**SET TASK:** Using the records below, locate all lines containing "kreditlari" and return them.

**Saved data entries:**
****
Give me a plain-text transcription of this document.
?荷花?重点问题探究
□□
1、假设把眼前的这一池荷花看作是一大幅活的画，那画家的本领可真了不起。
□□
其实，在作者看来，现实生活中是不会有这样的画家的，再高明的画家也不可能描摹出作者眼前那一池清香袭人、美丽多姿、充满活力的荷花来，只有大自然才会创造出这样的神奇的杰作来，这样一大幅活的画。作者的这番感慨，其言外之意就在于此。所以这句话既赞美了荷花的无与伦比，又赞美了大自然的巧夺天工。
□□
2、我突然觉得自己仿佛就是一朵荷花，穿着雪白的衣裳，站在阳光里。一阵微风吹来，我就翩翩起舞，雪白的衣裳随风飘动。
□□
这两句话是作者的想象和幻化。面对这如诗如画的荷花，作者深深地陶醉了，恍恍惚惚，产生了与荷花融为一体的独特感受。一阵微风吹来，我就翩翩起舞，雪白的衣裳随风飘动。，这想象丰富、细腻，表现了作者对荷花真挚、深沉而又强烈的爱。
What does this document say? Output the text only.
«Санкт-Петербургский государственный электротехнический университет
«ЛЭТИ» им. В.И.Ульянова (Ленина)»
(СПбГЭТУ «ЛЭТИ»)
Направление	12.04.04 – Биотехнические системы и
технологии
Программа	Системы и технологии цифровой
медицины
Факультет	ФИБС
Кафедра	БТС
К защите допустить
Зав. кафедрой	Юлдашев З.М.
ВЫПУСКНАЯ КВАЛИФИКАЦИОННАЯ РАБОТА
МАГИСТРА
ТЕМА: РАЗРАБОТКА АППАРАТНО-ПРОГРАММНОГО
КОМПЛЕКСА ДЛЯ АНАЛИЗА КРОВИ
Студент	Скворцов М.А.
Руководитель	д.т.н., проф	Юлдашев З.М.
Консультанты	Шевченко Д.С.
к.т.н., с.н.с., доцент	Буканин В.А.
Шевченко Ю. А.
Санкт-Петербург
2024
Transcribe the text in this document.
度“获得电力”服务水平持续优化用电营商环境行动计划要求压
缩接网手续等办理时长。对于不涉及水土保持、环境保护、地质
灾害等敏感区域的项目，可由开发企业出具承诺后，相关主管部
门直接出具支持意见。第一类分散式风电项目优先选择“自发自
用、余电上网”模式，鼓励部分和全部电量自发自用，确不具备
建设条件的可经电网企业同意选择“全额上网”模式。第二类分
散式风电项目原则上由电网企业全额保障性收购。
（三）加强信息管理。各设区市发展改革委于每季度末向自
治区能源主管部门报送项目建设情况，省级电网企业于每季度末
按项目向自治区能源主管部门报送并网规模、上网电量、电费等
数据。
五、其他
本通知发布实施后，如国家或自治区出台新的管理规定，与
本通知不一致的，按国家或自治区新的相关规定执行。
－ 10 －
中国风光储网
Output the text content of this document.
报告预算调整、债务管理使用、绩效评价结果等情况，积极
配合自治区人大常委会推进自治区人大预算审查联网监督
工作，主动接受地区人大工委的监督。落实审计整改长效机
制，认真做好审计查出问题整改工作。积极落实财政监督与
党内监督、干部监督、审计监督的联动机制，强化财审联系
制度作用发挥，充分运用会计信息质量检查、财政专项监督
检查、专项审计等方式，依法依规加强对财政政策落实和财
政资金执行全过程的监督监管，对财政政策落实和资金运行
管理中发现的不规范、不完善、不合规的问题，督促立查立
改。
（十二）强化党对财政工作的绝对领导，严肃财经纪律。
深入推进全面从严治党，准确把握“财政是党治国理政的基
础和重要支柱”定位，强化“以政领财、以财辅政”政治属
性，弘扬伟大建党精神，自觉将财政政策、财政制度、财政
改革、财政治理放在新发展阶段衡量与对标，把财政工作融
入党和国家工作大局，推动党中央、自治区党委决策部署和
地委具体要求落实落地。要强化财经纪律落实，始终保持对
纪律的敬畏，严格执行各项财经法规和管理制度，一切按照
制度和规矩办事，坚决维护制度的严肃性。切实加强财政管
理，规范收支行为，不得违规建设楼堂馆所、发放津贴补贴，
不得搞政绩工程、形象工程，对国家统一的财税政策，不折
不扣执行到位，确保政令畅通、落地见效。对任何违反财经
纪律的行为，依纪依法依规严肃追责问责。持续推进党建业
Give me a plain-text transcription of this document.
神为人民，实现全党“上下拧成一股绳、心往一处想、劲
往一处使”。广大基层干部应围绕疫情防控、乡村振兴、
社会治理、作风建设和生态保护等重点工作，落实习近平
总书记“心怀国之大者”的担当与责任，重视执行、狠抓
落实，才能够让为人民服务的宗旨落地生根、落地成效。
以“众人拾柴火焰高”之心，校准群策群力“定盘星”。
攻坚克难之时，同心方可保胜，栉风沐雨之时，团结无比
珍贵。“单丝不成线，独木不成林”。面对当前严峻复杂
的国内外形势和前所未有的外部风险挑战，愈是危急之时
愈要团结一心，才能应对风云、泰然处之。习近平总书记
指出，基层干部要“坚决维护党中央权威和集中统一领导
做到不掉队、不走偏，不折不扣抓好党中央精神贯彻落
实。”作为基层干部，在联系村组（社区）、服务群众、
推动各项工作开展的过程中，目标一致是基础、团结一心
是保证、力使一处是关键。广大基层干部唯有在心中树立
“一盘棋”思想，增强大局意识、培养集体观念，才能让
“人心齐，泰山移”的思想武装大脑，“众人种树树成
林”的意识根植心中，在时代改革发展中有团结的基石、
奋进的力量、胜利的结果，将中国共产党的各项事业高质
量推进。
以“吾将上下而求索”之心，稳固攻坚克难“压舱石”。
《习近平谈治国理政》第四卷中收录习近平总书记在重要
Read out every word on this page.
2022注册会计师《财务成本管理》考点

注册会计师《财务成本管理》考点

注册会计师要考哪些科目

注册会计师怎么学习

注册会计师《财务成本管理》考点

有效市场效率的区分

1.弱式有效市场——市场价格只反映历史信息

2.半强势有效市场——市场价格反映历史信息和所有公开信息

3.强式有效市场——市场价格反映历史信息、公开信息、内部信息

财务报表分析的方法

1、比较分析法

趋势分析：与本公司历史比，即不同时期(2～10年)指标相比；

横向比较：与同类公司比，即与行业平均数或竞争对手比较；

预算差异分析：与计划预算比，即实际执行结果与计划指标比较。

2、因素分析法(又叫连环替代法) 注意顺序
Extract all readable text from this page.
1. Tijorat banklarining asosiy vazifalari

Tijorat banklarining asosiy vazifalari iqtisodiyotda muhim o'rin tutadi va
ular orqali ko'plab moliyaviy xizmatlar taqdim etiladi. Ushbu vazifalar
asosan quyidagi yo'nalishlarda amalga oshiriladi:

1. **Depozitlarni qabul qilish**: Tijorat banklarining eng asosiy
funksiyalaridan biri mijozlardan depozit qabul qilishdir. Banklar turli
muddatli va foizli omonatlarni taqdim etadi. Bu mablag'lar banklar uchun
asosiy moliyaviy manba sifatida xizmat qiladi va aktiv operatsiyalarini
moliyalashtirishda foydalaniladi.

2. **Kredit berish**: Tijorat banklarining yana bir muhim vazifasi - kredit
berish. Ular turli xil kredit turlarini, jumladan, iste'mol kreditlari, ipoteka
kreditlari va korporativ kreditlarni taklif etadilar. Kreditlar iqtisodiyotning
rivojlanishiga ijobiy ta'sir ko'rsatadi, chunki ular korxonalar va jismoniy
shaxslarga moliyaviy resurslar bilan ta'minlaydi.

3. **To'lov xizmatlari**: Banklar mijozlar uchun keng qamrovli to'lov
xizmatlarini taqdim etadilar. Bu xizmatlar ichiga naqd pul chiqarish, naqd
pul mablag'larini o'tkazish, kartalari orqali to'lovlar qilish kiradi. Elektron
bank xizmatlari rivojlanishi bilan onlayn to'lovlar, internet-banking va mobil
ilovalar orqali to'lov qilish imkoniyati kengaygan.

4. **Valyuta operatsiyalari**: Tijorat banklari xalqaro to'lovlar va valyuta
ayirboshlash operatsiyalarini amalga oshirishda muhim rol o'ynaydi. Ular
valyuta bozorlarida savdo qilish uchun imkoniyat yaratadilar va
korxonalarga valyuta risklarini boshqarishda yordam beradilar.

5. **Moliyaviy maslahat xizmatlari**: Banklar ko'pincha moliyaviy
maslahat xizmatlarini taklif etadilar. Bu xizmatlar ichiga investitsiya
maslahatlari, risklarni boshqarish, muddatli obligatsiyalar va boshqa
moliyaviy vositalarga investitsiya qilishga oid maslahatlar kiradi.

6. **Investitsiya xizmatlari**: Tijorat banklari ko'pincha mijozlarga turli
****
**RESPONSE BELOW:**
berish. Ular turli xil kredit turlarini, jumladan, iste'mol kreditlari, ipoteka
kreditlari va korporativ kreditlarni taklif etadilar. Kreditlar iqtisodiyotning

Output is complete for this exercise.